# STATED EXERCISE:
Below are some records; repeat them all exactly, minus the pictures.

# MATERIAL PROVIDED:

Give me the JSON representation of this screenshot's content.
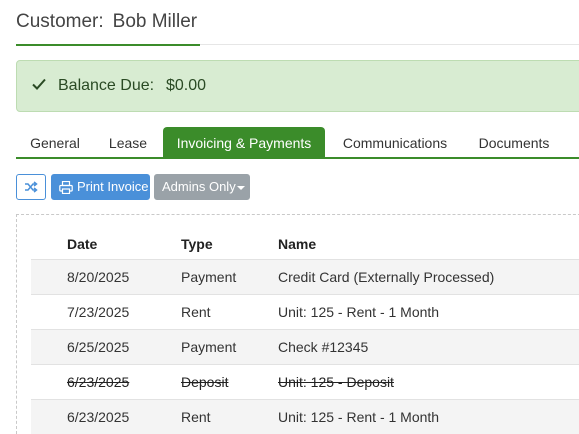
{
  "customer": {
    "label": "Customer:",
    "name": "Bob Miller"
  },
  "alert": {
    "label": "Balance Due:",
    "value": "$0.00",
    "icon": "check-icon"
  },
  "tabs": [
    {
      "label": "General",
      "active": false
    },
    {
      "label": "Lease",
      "active": false
    },
    {
      "label": "Invoicing & Payments",
      "active": true
    },
    {
      "label": "Communications",
      "active": false
    },
    {
      "label": "Documents",
      "active": false
    }
  ],
  "toolbar": {
    "shuffle_icon": "shuffle-icon",
    "print_icon": "printer-icon",
    "print_label": "Print Invoice",
    "admins_label": "Admins Only"
  },
  "table": {
    "headers": {
      "date": "Date",
      "type": "Type",
      "name": "Name"
    },
    "rows": [
      {
        "date": "8/20/2025",
        "type": "Payment",
        "name": "Credit Card (Externally Processed)",
        "void": false
      },
      {
        "date": "7/23/2025",
        "type": "Rent",
        "name": "Unit: 125 - Rent - 1 Month",
        "void": false
      },
      {
        "date": "6/25/2025",
        "type": "Payment",
        "name": "Check #12345",
        "void": false
      },
      {
        "date": "6/23/2025",
        "type": "Deposit",
        "name": "Unit: 125 - Deposit",
        "void": true
      },
      {
        "date": "6/23/2025",
        "type": "Rent",
        "name": "Unit: 125 - Rent - 1 Month",
        "void": false
      }
    ]
  },
  "colors": {
    "accent": "#3b8c2a",
    "primary": "#4a90d9",
    "alert_bg": "#d8ecd2",
    "muted_button": "#9aa2a8"
  }
}
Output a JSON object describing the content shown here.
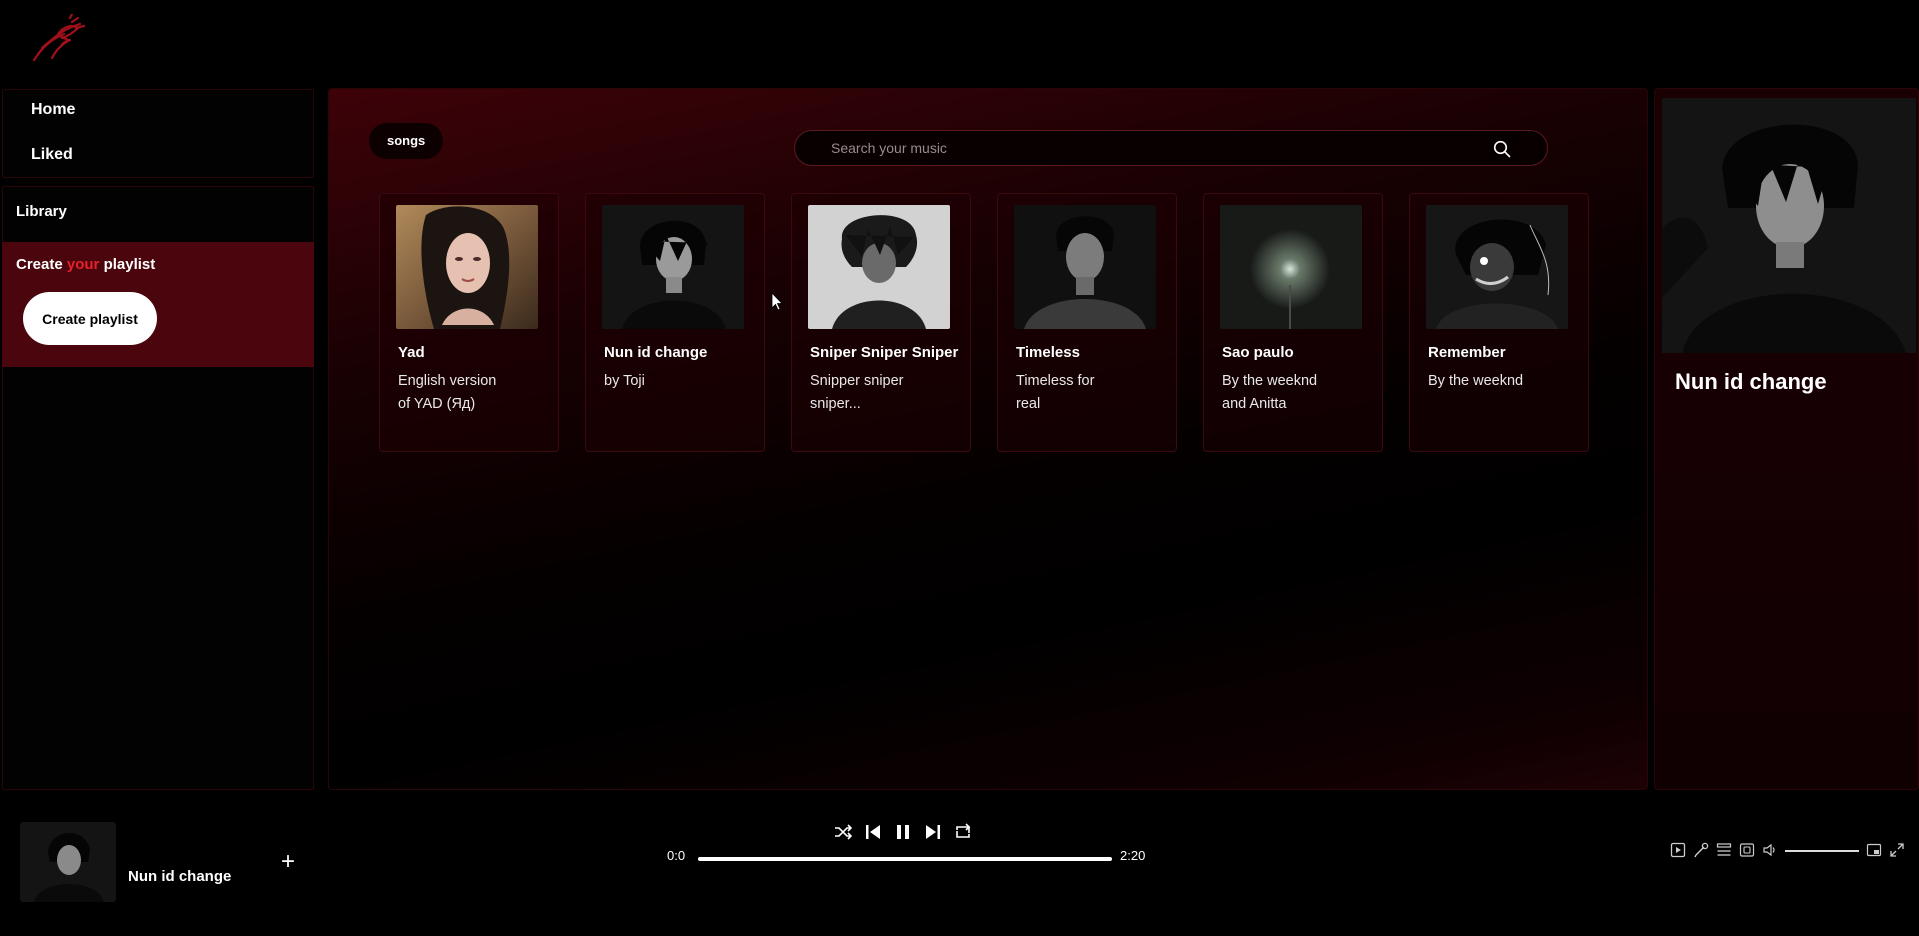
{
  "nav": {
    "home": "Home",
    "liked": "Liked"
  },
  "library": {
    "title": "Library",
    "create_prefix": "Create",
    "create_accent": "your",
    "create_suffix": "playlist",
    "create_button": "Create playlist"
  },
  "main": {
    "chip": "songs",
    "search_placeholder": "Search your music",
    "cards": [
      {
        "title": "Yad",
        "subtitle": "English version of YAD (Яд)"
      },
      {
        "title": "Nun id change",
        "subtitle": "by Toji"
      },
      {
        "title": "Sniper Sniper Sniper",
        "subtitle": "Snipper sniper sniper..."
      },
      {
        "title": "Timeless",
        "subtitle": "Timeless for real"
      },
      {
        "title": "Sao paulo",
        "subtitle": "By the weeknd and Anitta"
      },
      {
        "title": "Remember",
        "subtitle": "By the weeknd"
      }
    ]
  },
  "now_playing_panel": {
    "title": "Nun id change"
  },
  "player": {
    "title": "Nun id change",
    "add_label": "+",
    "time_current": "0:0",
    "time_total": "2:20",
    "progress": 0.0,
    "volume": 1.0
  },
  "icons": {
    "logo": "bird-logo-icon",
    "search": "search-icon",
    "shuffle": "shuffle-icon",
    "previous": "skip-previous-icon",
    "pause": "pause-icon",
    "next": "skip-next-icon",
    "repeat": "repeat-icon"
  },
  "colors": {
    "accent": "#e8202c",
    "library_box": "#4a060c",
    "background": "#000000"
  }
}
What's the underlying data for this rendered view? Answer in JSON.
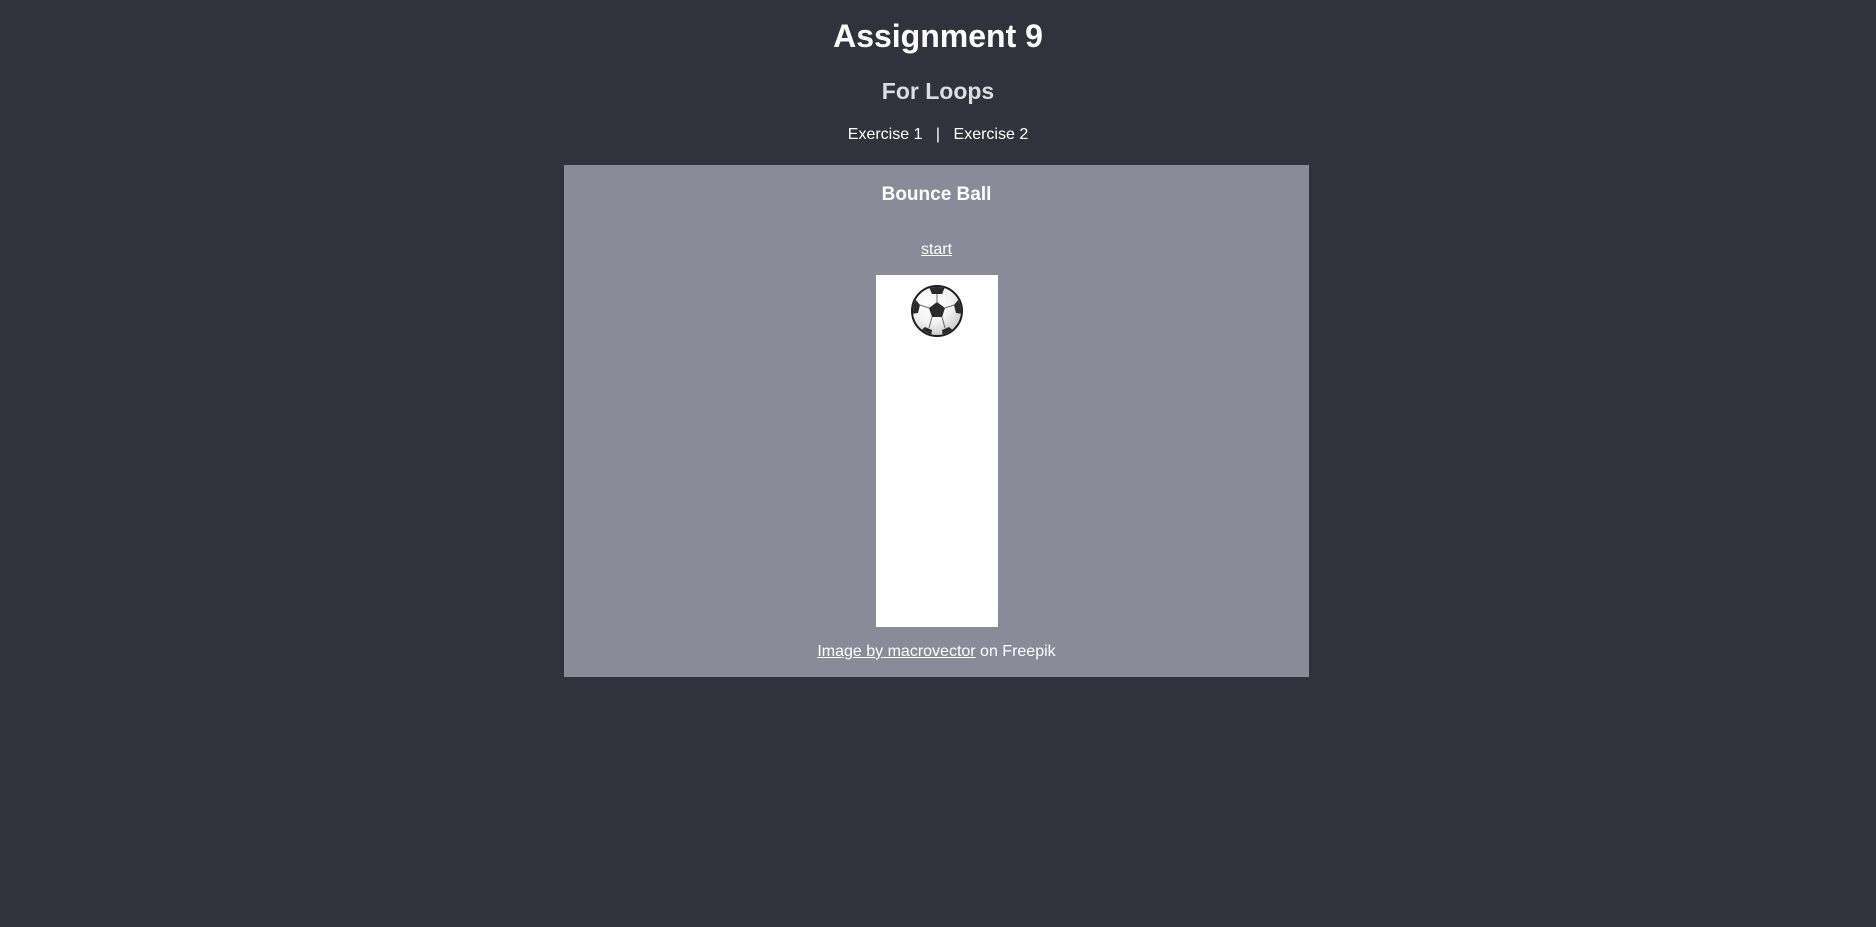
{
  "header": {
    "title": "Assignment 9",
    "subtitle": "For Loops"
  },
  "nav": {
    "links": [
      "Exercise 1",
      "Exercise 2"
    ],
    "separator": "|"
  },
  "panel": {
    "title": "Bounce Ball",
    "start_label": "start",
    "ball_icon": "soccer-ball-icon",
    "credit": {
      "link_text": "Image by macrovector",
      "suffix_text": " on Freepik"
    }
  },
  "colors": {
    "page_background": "#32323c",
    "panel_background": "#8b8a98",
    "track_background": "#ffffff",
    "text": "#ffffff"
  }
}
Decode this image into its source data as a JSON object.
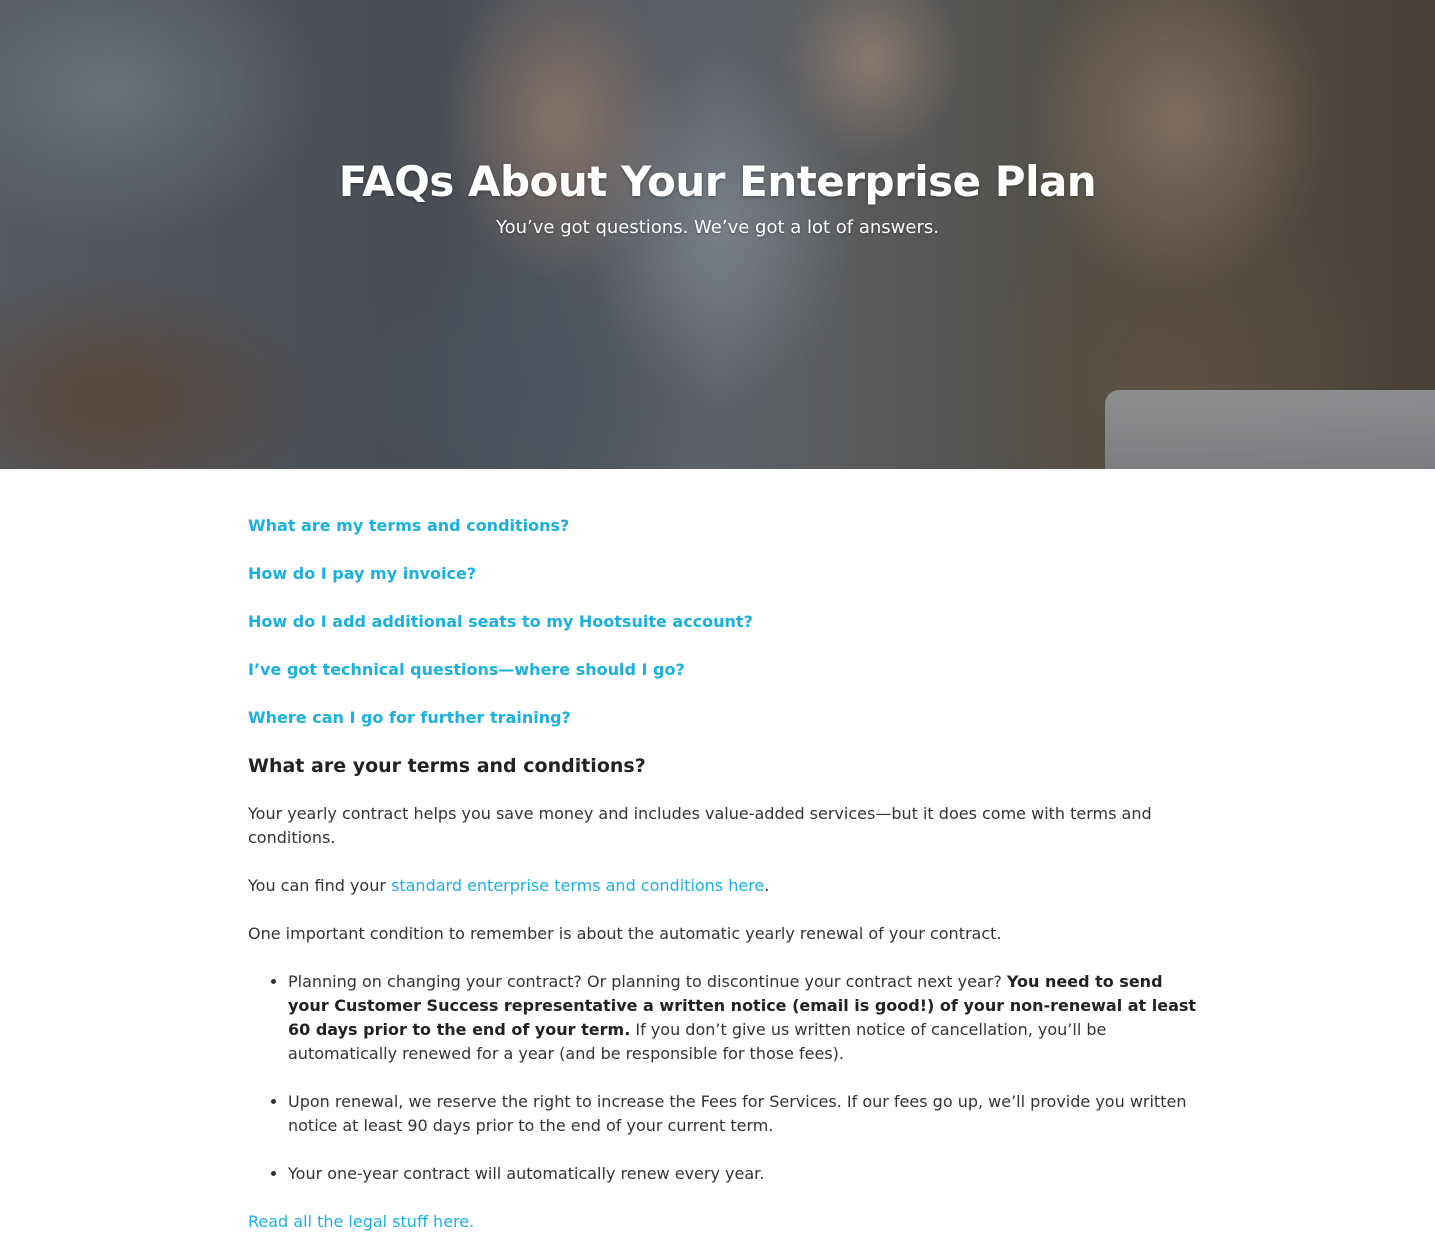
{
  "hero": {
    "title": "FAQs About Your Enterprise Plan",
    "subtitle": "You’ve got questions. We’ve got a lot of answers."
  },
  "faq_links": [
    "What are my terms and conditions?",
    "How do I pay my invoice?",
    "How do I add additional seats to my Hootsuite account?",
    "I’ve got technical questions—where should I go?",
    "Where can I go for further training?"
  ],
  "section": {
    "title": "What are your terms and conditions?",
    "para1": "Your yearly contract helps you save money and includes value-added services—but it does come with terms and conditions.",
    "para2_prefix": "You can find your ",
    "para2_link": "standard enterprise terms and conditions here",
    "para2_suffix": ".",
    "para3": "One important condition to remember is about the automatic yearly renewal of your contract.",
    "bullets": [
      {
        "before": "Planning on changing your contract? Or planning to discontinue your contract next year? ",
        "bold": "You need to send your Customer Success representative a written notice (email is good!) of your non-renewal at least 60 days prior to the end of your term.",
        "after": " If you don’t give us written notice of cancellation, you’ll be automatically renewed for a year (and be responsible for those fees)."
      },
      {
        "text": "Upon renewal, we reserve the right to increase the Fees for Services. If our fees go up, we’ll provide you written notice at least 90 days prior to the end of your current term."
      },
      {
        "text": "Your one-year contract will automatically renew every year."
      }
    ],
    "legal_link": "Read all the legal stuff here."
  },
  "colors": {
    "link": "#1ab0e0",
    "heading": "#222222",
    "body_text": "#333333",
    "hero_text": "#ffffff"
  }
}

# FULL RESPONSE:
Give me the JSON representation of this screenshot's content.
{
  "customer": {
    "label": "Customer:",
    "name": "Bob Miller"
  },
  "alert": {
    "label": "Balance Due:",
    "value": "$0.00",
    "icon": "check-icon"
  },
  "tabs": [
    {
      "label": "General",
      "active": false
    },
    {
      "label": "Lease",
      "active": false
    },
    {
      "label": "Invoicing & Payments",
      "active": true
    },
    {
      "label": "Communications",
      "active": false
    },
    {
      "label": "Documents",
      "active": false
    }
  ],
  "toolbar": {
    "shuffle_icon": "shuffle-icon",
    "print_icon": "printer-icon",
    "print_label": "Print Invoice",
    "admins_label": "Admins Only"
  },
  "table": {
    "headers": {
      "date": "Date",
      "type": "Type",
      "name": "Name"
    },
    "rows": [
      {
        "date": "8/20/2025",
        "type": "Payment",
        "name": "Credit Card (Externally Processed)",
        "void": false
      },
      {
        "date": "7/23/2025",
        "type": "Rent",
        "name": "Unit: 125 - Rent - 1 Month",
        "void": false
      },
      {
        "date": "6/25/2025",
        "type": "Payment",
        "name": "Check #12345",
        "void": false
      },
      {
        "date": "6/23/2025",
        "type": "Deposit",
        "name": "Unit: 125 - Deposit",
        "void": true
      },
      {
        "date": "6/23/2025",
        "type": "Rent",
        "name": "Unit: 125 - Rent - 1 Month",
        "void": false
      }
    ]
  },
  "colors": {
    "accent": "#3b8c2a",
    "primary": "#4a90d9",
    "alert_bg": "#d8ecd2",
    "muted_button": "#9aa2a8"
  }
}
Output a JSON object describing the content shown here.
{
  "nav": {
    "home": "Home",
    "liked": "Liked"
  },
  "library": {
    "title": "Library",
    "create_prefix": "Create",
    "create_accent": "your",
    "create_suffix": "playlist",
    "create_button": "Create playlist"
  },
  "main": {
    "chip": "songs",
    "search_placeholder": "Search your music",
    "cards": [
      {
        "title": "Yad",
        "subtitle": "English version of YAD (Яд)"
      },
      {
        "title": "Nun id change",
        "subtitle": "by Toji"
      },
      {
        "title": "Sniper Sniper Sniper",
        "subtitle": "Snipper sniper sniper..."
      },
      {
        "title": "Timeless",
        "subtitle": "Timeless for real"
      },
      {
        "title": "Sao paulo",
        "subtitle": "By the weeknd and Anitta"
      },
      {
        "title": "Remember",
        "subtitle": "By the weeknd"
      }
    ]
  },
  "now_playing_panel": {
    "title": "Nun id change"
  },
  "player": {
    "title": "Nun id change",
    "add_label": "+",
    "time_current": "0:0",
    "time_total": "2:20",
    "progress": 0.0,
    "volume": 1.0
  },
  "icons": {
    "logo": "bird-logo-icon",
    "search": "search-icon",
    "shuffle": "shuffle-icon",
    "previous": "skip-previous-icon",
    "pause": "pause-icon",
    "next": "skip-next-icon",
    "repeat": "repeat-icon"
  },
  "colors": {
    "accent": "#e8202c",
    "library_box": "#4a060c",
    "background": "#000000"
  }
}
What's the underlying data for this rendered view? Answer in JSON.
{
  "header": {
    "title": "Assignment 9",
    "subtitle": "For Loops"
  },
  "nav": {
    "links": [
      "Exercise 1",
      "Exercise 2"
    ],
    "separator": "|"
  },
  "panel": {
    "title": "Bounce Ball",
    "start_label": "start",
    "ball_icon": "soccer-ball-icon",
    "credit": {
      "link_text": "Image by macrovector",
      "suffix_text": " on Freepik"
    }
  },
  "colors": {
    "page_background": "#32323c",
    "panel_background": "#8b8a98",
    "track_background": "#ffffff",
    "text": "#ffffff"
  }
}
Decode this image into its source data as a JSON object.
{
  "hero": {
    "title": "FAQs About Your Enterprise Plan",
    "subtitle": "You’ve got questions. We’ve got a lot of answers."
  },
  "faq_links": [
    "What are my terms and conditions?",
    "How do I pay my invoice?",
    "How do I add additional seats to my Hootsuite account?",
    "I’ve got technical questions—where should I go?",
    "Where can I go for further training?"
  ],
  "section": {
    "title": "What are your terms and conditions?",
    "para1": "Your yearly contract helps you save money and includes value-added services—but it does come with terms and conditions.",
    "para2_prefix": "You can find your ",
    "para2_link": "standard enterprise terms and conditions here",
    "para2_suffix": ".",
    "para3": "One important condition to remember is about the automatic yearly renewal of your contract.",
    "bullets": [
      {
        "before": "Planning on changing your contract? Or planning to discontinue your contract next year? ",
        "bold": "You need to send your Customer Success representative a written notice (email is good!) of your non-renewal at least 60 days prior to the end of your term.",
        "after": " If you don’t give us written notice of cancellation, you’ll be automatically renewed for a year (and be responsible for those fees)."
      },
      {
        "text": "Upon renewal, we reserve the right to increase the Fees for Services. If our fees go up, we’ll provide you written notice at least 90 days prior to the end of your current term."
      },
      {
        "text": "Your one-year contract will automatically renew every year."
      }
    ],
    "legal_link": "Read all the legal stuff here."
  },
  "colors": {
    "link": "#1ab0e0",
    "heading": "#222222",
    "body_text": "#333333",
    "hero_text": "#ffffff"
  }
}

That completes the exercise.